[Items from a dataset]
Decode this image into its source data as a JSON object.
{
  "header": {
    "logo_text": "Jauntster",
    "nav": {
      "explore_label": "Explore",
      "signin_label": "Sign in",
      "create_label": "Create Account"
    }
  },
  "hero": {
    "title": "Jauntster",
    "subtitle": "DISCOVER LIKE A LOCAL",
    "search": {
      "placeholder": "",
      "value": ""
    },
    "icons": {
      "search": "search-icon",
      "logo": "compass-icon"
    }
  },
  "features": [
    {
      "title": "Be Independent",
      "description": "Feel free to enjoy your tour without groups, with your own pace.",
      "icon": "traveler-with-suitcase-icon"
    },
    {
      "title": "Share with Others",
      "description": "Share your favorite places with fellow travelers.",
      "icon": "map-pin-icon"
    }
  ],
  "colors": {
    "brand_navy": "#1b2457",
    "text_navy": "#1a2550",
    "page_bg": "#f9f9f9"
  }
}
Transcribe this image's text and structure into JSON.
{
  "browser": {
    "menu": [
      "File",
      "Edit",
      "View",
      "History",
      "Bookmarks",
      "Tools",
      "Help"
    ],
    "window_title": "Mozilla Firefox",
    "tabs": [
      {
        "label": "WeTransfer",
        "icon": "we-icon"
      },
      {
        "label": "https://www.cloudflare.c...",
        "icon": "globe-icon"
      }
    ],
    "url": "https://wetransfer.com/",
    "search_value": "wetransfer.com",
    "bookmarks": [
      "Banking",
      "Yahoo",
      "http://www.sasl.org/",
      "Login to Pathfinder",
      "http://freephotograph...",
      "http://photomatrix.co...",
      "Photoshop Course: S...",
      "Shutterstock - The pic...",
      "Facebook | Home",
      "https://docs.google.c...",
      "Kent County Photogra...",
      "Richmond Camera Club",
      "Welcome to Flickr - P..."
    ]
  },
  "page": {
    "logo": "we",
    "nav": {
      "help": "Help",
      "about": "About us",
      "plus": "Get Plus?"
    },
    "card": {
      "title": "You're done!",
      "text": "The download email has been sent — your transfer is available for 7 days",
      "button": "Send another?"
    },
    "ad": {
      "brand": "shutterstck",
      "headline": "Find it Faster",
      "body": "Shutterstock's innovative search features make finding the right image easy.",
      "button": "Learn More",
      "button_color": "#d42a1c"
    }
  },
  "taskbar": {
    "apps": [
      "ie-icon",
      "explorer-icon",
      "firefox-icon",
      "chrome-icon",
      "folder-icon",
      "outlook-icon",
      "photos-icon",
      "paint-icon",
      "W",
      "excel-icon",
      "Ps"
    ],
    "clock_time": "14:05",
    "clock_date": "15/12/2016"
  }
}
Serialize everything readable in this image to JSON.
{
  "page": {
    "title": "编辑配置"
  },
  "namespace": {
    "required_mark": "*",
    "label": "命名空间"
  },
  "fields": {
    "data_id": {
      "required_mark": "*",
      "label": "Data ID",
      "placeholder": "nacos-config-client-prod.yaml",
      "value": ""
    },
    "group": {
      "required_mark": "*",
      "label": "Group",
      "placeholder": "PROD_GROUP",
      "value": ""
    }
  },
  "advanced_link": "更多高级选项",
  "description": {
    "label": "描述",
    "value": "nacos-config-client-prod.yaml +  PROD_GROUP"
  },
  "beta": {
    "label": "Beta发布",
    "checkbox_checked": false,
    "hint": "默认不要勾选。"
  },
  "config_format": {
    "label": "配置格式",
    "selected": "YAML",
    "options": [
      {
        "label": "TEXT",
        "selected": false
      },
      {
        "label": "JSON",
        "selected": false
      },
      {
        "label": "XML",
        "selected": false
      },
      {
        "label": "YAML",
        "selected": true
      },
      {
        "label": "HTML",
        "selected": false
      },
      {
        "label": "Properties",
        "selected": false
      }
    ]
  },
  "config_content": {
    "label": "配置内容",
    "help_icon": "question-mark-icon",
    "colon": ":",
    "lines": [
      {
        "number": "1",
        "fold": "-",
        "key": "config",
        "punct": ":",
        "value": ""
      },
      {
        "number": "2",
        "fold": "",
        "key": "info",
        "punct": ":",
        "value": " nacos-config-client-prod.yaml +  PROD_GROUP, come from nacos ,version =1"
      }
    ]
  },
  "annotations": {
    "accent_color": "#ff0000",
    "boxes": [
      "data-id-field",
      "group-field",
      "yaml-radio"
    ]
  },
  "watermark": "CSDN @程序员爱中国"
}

**REQUIREMENT**
Pick out every line above that contains the word "into" and copy it.

**TASK RESULT**
Decode this image into its source data as a JSON object.
Transcribe this image's text and structure into JSON.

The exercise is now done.